_The request_.
In the text below about Uber's geospatial data, which big data systems are named as the ones where Uber runs geospatial analysis?

_Text provided_.
==========
Uber’s geospatial data is increasing exponentially as the company grows. As a result, its big data systems must also grow in scalability, reliability, and performance to support business decisions, user recommendations, and experiments for geospatial data. Zhenxiao Luo and Wei Yan explain how Uber runs geospatial analysis efficiently in its big data systems, including Hadoop, Hive, and Presto.
Zhenxiao and Wei start with an overview of Uber’s big data infrastructure before explaining how Uber models geospatial data and outlining its data ingestion pipeline. They then discuss geospatial query performance improvement techniques and experiences, focusing on geospatial data processing in big data systems, including Hadoop and Presto. Zhenxiao and Wei conclude by sharing Uber’s use cases and roadmap.
==========
_Records provided_.

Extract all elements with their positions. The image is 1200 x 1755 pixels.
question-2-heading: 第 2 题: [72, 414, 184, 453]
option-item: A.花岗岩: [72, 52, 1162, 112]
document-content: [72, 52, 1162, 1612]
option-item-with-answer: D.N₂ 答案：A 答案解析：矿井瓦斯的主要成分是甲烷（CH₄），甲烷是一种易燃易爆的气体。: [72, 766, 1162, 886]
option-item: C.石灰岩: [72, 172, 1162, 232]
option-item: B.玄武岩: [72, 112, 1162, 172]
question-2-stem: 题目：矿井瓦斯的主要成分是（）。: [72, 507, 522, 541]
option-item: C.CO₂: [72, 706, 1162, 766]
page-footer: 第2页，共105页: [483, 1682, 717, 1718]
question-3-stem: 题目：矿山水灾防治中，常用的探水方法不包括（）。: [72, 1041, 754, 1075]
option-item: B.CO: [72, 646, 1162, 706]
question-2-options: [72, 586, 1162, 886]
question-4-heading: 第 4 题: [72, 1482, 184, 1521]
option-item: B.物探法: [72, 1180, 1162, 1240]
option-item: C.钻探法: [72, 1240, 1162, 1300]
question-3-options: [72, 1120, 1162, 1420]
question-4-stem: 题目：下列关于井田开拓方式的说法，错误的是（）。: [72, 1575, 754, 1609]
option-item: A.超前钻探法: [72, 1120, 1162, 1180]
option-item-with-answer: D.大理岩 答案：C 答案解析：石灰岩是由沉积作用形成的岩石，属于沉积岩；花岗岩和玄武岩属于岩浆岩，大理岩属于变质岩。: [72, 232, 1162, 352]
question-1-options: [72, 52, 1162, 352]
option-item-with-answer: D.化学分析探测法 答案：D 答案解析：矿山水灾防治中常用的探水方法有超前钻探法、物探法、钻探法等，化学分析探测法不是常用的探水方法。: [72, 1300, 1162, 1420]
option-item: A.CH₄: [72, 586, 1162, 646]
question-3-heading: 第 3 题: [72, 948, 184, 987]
==========
_Result below_.
Hadoop, Hive, and Presto.